(Short problem): Examine the entries and show every line in which the word "jumlah" is found.

____________________

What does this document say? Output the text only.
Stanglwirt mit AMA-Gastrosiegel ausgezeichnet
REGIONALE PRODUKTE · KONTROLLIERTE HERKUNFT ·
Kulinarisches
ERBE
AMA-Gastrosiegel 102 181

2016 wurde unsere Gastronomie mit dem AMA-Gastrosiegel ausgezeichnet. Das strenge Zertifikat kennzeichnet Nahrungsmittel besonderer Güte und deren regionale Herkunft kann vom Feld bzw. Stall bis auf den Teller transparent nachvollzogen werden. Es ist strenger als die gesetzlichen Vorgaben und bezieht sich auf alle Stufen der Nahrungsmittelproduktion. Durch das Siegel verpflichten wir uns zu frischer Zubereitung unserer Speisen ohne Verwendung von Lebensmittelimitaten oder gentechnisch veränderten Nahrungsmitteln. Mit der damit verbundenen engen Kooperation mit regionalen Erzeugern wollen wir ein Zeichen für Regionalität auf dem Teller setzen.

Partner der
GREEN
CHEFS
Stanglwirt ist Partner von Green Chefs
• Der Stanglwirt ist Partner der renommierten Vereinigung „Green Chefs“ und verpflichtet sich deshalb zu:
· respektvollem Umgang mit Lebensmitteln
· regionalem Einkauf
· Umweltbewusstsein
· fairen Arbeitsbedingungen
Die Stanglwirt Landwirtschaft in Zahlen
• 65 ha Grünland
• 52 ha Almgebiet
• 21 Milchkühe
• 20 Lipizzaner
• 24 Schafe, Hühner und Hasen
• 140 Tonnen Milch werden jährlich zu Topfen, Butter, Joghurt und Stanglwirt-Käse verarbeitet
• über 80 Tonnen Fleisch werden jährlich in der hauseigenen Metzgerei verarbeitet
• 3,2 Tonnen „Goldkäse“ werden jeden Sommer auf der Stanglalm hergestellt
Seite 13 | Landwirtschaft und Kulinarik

____________________

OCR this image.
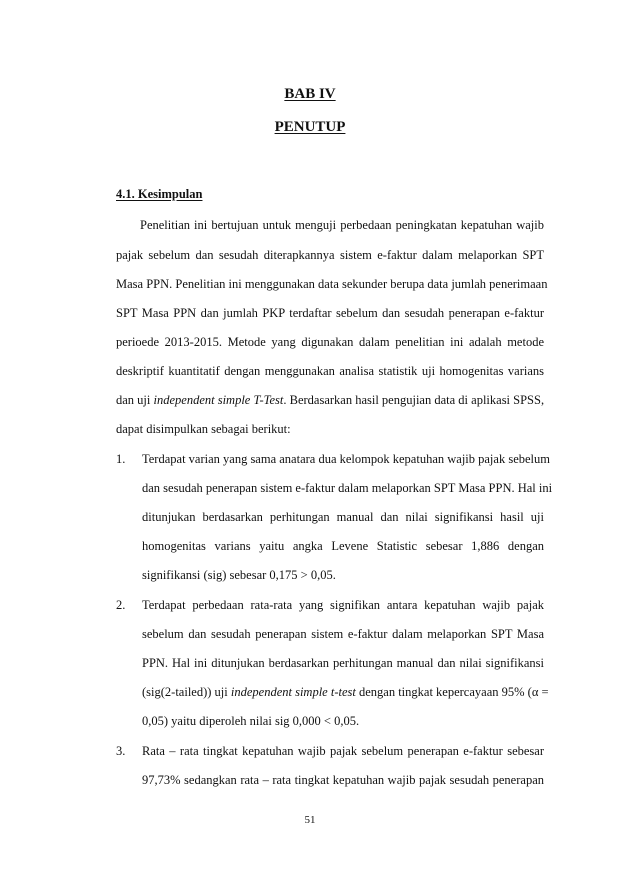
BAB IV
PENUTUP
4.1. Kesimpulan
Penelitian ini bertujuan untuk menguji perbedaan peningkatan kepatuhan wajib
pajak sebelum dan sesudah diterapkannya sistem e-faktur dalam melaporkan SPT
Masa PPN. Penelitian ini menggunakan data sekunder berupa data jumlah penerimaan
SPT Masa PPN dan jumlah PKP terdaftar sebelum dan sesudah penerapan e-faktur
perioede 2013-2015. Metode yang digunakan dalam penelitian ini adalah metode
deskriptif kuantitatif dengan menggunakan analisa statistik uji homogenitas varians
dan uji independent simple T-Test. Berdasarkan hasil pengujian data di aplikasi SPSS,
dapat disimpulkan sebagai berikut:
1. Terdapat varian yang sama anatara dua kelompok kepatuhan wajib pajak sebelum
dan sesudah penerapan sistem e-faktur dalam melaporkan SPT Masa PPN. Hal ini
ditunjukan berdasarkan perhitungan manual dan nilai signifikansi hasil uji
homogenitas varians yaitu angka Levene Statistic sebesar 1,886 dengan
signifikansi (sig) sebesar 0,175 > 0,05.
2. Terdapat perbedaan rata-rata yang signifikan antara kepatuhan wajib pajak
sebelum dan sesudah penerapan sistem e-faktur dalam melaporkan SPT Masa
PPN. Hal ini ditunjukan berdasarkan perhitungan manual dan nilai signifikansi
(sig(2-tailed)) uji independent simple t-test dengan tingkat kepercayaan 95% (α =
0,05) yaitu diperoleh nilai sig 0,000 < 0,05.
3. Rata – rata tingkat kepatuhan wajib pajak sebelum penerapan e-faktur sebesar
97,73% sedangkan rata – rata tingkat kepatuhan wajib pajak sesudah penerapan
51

____________________

(Task answer):
Masa PPN. Penelitian ini menggunakan data sekunder berupa data jumlah penerimaan
SPT Masa PPN dan jumlah PKP terdaftar sebelum dan sesudah penerapan e-faktur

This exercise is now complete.